Start of AVAILABLE DATA

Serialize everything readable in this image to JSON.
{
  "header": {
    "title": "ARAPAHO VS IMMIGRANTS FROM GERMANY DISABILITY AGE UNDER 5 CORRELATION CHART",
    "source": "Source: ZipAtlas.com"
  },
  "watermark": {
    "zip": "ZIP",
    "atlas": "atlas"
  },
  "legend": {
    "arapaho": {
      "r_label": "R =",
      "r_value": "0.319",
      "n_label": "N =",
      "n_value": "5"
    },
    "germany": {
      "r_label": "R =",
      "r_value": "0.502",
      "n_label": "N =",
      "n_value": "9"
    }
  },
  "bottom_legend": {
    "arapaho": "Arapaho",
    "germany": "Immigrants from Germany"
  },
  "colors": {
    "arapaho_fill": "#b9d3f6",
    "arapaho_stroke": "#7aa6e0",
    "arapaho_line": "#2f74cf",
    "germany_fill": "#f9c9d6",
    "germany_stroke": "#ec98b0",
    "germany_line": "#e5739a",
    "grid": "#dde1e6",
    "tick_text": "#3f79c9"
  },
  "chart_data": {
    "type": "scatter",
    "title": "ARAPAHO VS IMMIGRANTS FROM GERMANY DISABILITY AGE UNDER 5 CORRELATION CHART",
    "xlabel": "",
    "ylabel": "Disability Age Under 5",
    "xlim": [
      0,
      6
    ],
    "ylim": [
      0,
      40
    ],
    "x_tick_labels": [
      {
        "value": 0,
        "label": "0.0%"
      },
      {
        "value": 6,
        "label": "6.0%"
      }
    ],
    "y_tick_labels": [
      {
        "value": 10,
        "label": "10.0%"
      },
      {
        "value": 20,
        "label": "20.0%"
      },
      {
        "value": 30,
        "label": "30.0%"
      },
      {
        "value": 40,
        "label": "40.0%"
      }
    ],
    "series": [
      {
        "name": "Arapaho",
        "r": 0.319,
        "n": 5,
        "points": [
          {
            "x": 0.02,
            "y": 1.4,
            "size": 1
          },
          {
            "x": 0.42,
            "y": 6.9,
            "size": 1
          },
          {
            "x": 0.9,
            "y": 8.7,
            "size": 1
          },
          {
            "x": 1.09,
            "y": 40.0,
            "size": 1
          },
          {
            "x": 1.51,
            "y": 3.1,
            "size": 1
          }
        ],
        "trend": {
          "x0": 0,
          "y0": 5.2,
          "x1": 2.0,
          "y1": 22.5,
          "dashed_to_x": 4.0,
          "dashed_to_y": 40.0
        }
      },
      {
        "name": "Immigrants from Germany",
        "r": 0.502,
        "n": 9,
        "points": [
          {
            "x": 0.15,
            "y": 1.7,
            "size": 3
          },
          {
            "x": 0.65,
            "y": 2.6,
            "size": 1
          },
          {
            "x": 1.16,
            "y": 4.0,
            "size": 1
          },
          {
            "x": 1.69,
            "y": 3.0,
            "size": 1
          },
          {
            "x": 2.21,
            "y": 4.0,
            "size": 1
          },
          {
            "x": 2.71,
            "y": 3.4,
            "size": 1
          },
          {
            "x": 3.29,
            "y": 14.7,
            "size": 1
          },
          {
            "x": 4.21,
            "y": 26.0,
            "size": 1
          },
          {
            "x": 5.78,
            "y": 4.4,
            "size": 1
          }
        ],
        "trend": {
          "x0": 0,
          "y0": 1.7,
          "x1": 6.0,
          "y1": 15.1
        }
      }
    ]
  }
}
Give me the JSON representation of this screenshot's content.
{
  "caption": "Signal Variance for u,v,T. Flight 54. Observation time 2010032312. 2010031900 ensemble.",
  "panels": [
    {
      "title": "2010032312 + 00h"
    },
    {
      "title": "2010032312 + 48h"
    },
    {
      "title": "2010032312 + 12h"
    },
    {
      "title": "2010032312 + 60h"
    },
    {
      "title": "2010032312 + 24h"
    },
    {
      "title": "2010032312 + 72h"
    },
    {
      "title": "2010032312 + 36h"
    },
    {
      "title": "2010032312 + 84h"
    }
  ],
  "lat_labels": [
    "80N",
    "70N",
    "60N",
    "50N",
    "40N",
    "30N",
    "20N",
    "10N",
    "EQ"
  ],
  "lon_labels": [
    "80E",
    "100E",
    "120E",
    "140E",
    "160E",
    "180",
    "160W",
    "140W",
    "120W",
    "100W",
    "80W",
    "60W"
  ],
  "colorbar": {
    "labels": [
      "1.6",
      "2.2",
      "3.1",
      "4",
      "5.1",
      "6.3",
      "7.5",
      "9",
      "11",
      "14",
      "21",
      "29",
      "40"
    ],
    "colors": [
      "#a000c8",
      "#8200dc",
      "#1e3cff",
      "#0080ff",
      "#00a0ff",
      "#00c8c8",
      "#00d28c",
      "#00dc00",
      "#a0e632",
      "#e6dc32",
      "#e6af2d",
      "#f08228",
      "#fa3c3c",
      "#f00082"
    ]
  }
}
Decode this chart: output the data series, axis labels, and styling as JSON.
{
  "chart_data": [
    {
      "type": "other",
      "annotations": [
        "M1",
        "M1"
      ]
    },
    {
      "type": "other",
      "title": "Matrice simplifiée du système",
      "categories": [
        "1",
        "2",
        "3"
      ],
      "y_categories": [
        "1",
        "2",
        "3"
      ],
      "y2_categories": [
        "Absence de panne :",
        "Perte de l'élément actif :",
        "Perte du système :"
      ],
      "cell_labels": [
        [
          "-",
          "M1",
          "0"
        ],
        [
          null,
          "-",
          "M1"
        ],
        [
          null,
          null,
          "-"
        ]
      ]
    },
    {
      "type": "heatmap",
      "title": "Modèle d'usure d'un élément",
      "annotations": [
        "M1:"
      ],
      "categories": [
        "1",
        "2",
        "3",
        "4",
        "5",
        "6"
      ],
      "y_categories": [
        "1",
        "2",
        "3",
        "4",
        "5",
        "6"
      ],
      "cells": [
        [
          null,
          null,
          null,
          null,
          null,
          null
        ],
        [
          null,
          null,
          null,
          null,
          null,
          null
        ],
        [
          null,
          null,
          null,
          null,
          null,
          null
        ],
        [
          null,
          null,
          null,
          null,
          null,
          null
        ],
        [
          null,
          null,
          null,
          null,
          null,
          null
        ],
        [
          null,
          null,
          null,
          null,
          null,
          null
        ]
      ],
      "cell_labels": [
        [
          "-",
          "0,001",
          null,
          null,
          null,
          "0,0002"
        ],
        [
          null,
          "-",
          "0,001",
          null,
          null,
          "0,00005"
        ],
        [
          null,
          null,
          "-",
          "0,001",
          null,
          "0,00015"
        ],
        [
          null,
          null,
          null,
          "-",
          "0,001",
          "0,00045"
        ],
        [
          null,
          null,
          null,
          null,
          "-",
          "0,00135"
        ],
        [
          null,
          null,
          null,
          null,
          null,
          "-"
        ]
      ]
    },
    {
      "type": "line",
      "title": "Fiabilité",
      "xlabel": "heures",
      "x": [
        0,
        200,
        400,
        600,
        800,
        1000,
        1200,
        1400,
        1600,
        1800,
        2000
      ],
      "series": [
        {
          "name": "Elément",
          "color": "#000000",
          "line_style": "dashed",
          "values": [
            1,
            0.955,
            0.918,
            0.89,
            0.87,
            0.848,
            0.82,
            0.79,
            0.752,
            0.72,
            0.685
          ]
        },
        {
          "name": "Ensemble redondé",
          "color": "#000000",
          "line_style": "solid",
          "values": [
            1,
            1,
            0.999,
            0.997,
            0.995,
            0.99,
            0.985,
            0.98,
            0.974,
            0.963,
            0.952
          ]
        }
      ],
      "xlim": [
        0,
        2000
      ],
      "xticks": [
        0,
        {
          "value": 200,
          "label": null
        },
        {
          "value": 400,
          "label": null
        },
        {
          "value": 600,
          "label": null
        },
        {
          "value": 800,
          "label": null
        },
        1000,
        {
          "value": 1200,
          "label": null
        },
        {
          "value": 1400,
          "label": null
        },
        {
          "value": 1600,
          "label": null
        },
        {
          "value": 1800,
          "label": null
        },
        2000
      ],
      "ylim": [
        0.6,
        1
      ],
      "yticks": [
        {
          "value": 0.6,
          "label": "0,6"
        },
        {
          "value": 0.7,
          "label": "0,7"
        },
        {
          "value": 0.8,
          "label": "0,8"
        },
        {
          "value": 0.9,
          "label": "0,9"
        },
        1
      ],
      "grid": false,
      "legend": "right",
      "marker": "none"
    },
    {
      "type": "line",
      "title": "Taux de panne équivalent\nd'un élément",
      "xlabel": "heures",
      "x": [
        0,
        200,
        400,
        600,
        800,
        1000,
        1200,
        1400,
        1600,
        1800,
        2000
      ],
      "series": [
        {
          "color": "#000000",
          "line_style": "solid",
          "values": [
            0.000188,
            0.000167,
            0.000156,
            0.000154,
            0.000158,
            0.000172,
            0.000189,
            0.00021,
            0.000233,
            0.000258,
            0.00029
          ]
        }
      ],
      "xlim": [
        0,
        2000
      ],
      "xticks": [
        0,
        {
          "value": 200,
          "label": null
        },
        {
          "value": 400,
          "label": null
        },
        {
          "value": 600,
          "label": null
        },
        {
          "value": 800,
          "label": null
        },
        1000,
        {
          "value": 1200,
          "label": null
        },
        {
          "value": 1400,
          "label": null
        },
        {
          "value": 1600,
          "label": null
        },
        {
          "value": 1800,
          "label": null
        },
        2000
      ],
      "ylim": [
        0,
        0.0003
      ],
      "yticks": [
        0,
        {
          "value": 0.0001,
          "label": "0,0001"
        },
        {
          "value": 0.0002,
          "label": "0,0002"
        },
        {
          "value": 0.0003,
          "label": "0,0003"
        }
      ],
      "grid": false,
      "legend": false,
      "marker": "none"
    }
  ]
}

End of AVAILABLE DATA

__REQUIRED WORK__
Track down all lines above with the string "name" and copy them.

__CORRECT OUTPUT__
        "name": "Arapaho",
        "name": "Immigrants from Germany",
          "name": "Elément",
          "name": "Ensemble redondé",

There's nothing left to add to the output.